→ Фрагмент текста
Рубрики
Статьи

Билет в один конец: коррида Кристин Спенглер

Чувство цвета у неё прежде всего определялось чёрным, “по Гойе”: после раннего развода родителей, девочку из родного Альзаса отправили к родственникам в Мадрид, где красавица-тётка чуть не ежедневно водила племянницу в Прадо, вместо парков и песочниц. В этой семье, кстати, все красавцы – от родителей, до дальних родственников какое-то невероятное сочетание красивых людей на чёрно-белых фотографиях.

Разница между военкором и тореадором в том, что для тореадора риск заканчивается, как только он покидает арену. Для военкора риск не заканчивается никогда. А так да, они оба любят опасность.

«Я верующая, поэтому мне всегда везло.  Я нигде и никогда не боялась умереть. Наоборот, одно время, я искала смерти. И прозвище у меня было “ла сауда” – женщина в чёрном”…

А всё потому, что как она напишет в своей первой попытке автобиографии, в книге «Женщина на войне»: «Сначала был траур». Почти библейское начало.

«Я потеряла чувство цвета и хотела умереть, как свидетель, за правое дело»©.

Чувство цвета у неё прежде всего определялось чёрным, “по Гойе”: после раннего развода родителей, девочку из родного Альзаса отправили к родственникам в Мадрид, где красавица-тётка чуть не ежедневно водила племянницу в Прадо, вместо парков и песочниц. В этой семье, кстати, все красавцы – от родителей, до дальних родственников какое-то  невероятное сочетание красивых людей на чёрно-белых фотографиях.

→ Набор данных
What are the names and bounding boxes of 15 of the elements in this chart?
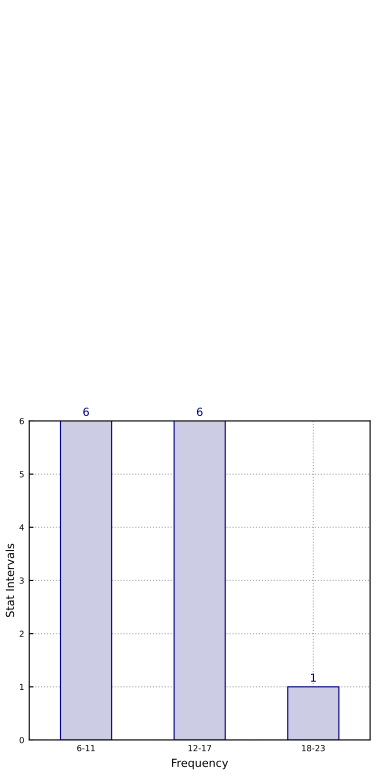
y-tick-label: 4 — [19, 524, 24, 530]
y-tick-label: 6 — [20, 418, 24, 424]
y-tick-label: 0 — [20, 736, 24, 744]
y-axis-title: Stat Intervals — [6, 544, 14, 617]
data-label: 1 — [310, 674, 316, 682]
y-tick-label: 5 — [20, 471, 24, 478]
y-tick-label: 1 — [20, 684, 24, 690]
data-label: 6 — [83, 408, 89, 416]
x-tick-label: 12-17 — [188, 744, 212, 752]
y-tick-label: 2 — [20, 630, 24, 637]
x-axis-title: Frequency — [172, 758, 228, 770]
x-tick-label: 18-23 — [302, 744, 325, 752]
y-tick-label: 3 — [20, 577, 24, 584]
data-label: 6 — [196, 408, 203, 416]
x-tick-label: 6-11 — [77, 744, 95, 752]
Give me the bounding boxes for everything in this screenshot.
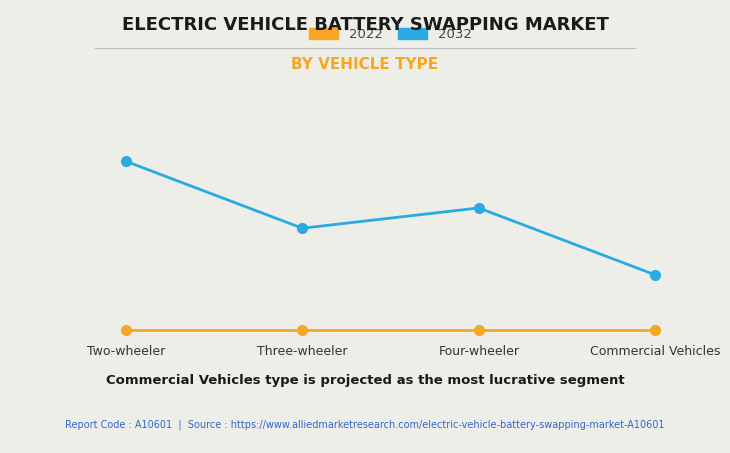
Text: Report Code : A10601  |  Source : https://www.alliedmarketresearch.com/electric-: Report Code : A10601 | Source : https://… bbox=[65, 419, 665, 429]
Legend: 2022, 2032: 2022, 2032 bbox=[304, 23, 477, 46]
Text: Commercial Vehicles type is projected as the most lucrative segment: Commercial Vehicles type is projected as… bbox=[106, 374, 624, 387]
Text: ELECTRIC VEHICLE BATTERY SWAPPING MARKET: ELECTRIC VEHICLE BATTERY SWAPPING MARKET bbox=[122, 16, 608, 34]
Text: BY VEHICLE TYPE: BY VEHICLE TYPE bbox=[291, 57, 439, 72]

→ Задание
Выпишите из текста о Кристин Спенглер кусок слово в слово: начните с места, где стоит "Разница между военкором", и закончите словами "Почти библейское начало.".

→ Ответ
Разница между военкором и тореадором в том, что для тореадора риск заканчивается, как только он покидает арену. Для военкора риск не заканчивается никогда. А так да, они оба любят опасность.

«Я верующая, поэтому мне всегда везло.  Я нигде и никогда не боялась умереть. Наоборот, одно время, я искала смерти. И прозвище у меня было “ла сауда” – женщина в чёрном”…

А всё потому, что как она напишет в своей первой попытке автобиографии, в книге «Женщина на войне»: «Сначала был траур». Почти библейское начало.